_WHAT YOU ARE ASKED TO DO_: Emit the data below verbatim, stripping out any pictures.

■ ■ ■ ■ ■ ■ ■

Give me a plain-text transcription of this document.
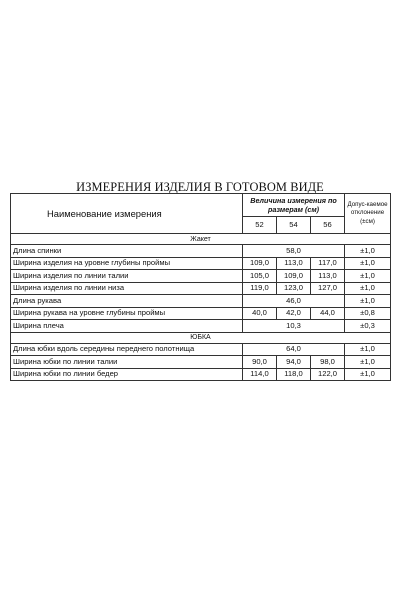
ИЗМЕРЕНИЯ ИЗДЕЛИЯ В ГОТОВОМ ВИДЕ
Наименование измерения	Величина измерения по размерам (см)			Допус-каемое отклонение (±см)
	52	54	56	
Жакет				
Длина спинки	58,0			±1,0
Ширина изделия на уровне глубины проймы	109,0	113,0	117,0	±1,0
Ширина изделия по линии талии	105,0	109,0	113,0	±1,0
Ширина изделия по линии низа	119,0	123,0	127,0	±1,0
Длина рукава	46,0			±1,0
Ширина рукава на уровне глубины проймы	40,0	42,0	44,0	±0,8
Ширина плеча	10,3			±0,3
ЮБКА				
Длина юбки вдоль середины переднего полотнища	64,0			±1,0
Ширина юбки по линии талии	90,0	94,0	98,0	±1,0
Ширина юбки по линии бедер	114,0	118,0	122,0	±1,0
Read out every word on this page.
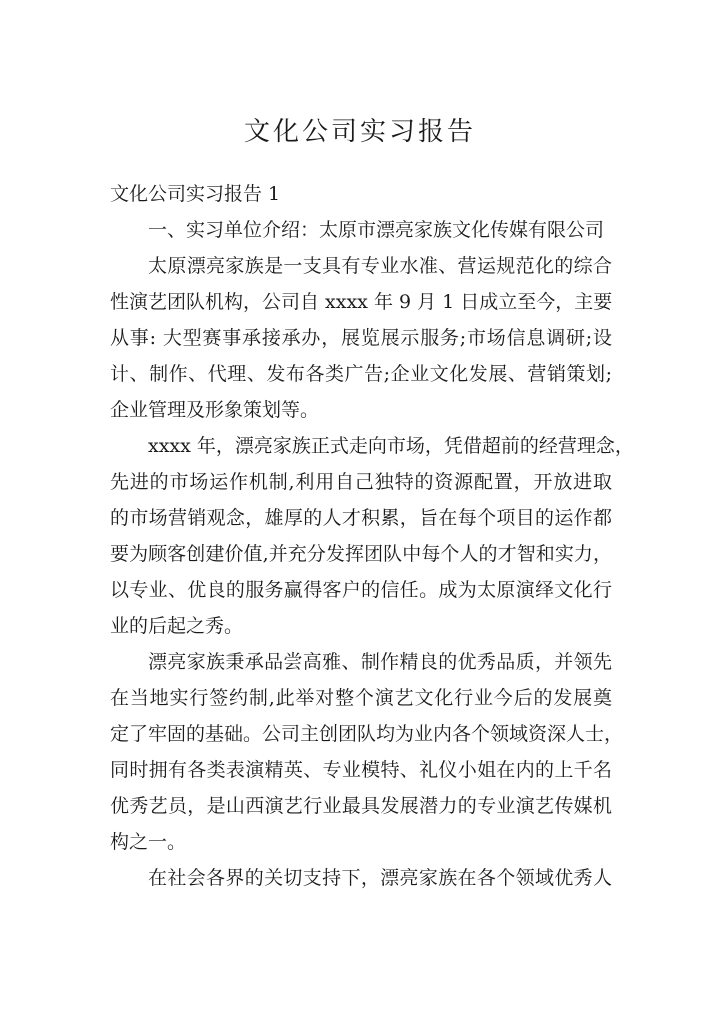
文化公司实习报告

文化公司实习报告 1

一、实习单位介绍：太原市漂亮家族文化传媒有限公司

太原漂亮家族是一支具有专业水准、营运规范化的综合
性演艺团队机构，公司自 xxxx 年 9 月 1 日成立至今，主要
从事: 大型赛事承接承办，展览展示服务;市场信息调研;设
计、制作、代理、发布各类广告;企业文化发展、营销策划;
企业管理及形象策划等。

xxxx 年，漂亮家族正式走向市场，凭借超前的经营理念，
先进的市场运作机制,利用自己独特的资源配置，开放进取
的市场营销观念，雄厚的人才积累，旨在每个项目的运作都
要为顾客创建价值,并充分发挥团队中每个人的才智和实力，
以专业、优良的服务赢得客户的信任。成为太原演绎文化行
业的后起之秀。

漂亮家族秉承品尝高雅、制作精良的优秀品质，并领先
在当地实行签约制,此举对整个演艺文化行业今后的发展奠
定了牢固的基础。公司主创团队均为业内各个领域资深人士，
同时拥有各类表演精英、专业模特、礼仪小姐在内的上千名
优秀艺员，是山西演艺行业最具发展潜力的专业演艺传媒机
构之一。

在社会各界的关切支持下，漂亮家族在各个领域优秀人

■ ■ ■ ■ ■ ■ ■

_FINISHED ANSWER_:
Give me a plain-text transcription of this document.
ИЗМЕРЕНИЯ ИЗДЕЛИЯ В ГОТОВОМ ВИДЕ
Наименование измерения	Величина измерения по размерам (см)			Допус-каемое отклонение (±см)
	52	54	56	
Жакет				
Длина спинки	58,0			±1,0
Ширина изделия на уровне глубины проймы	109,0	113,0	117,0	±1,0
Ширина изделия по линии талии	105,0	109,0	113,0	±1,0
Ширина изделия по линии низа	119,0	123,0	127,0	±1,0
Длина рукава	46,0			±1,0
Ширина рукава на уровне глубины проймы	40,0	42,0	44,0	±0,8
Ширина плеча	10,3			±0,3
ЮБКА				
Длина юбки вдоль середины переднего полотнища	64,0			±1,0
Ширина юбки по линии талии	90,0	94,0	98,0	±1,0
Ширина юбки по линии бедер	114,0	118,0	122,0	±1,0
Read out every word on this page.
文化公司实习报告

文化公司实习报告 1

一、实习单位介绍：太原市漂亮家族文化传媒有限公司

太原漂亮家族是一支具有专业水准、营运规范化的综合
性演艺团队机构，公司自 xxxx 年 9 月 1 日成立至今，主要
从事: 大型赛事承接承办，展览展示服务;市场信息调研;设
计、制作、代理、发布各类广告;企业文化发展、营销策划;
企业管理及形象策划等。

xxxx 年，漂亮家族正式走向市场，凭借超前的经营理念，
先进的市场运作机制,利用自己独特的资源配置，开放进取
的市场营销观念，雄厚的人才积累，旨在每个项目的运作都
要为顾客创建价值,并充分发挥团队中每个人的才智和实力，
以专业、优良的服务赢得客户的信任。成为太原演绎文化行
业的后起之秀。

漂亮家族秉承品尝高雅、制作精良的优秀品质，并领先
在当地实行签约制,此举对整个演艺文化行业今后的发展奠
定了牢固的基础。公司主创团队均为业内各个领域资深人士，
同时拥有各类表演精英、专业模特、礼仪小姐在内的上千名
优秀艺员，是山西演艺行业最具发展潜力的专业演艺传媒机
构之一。

在社会各界的关切支持下，漂亮家族在各个领域优秀人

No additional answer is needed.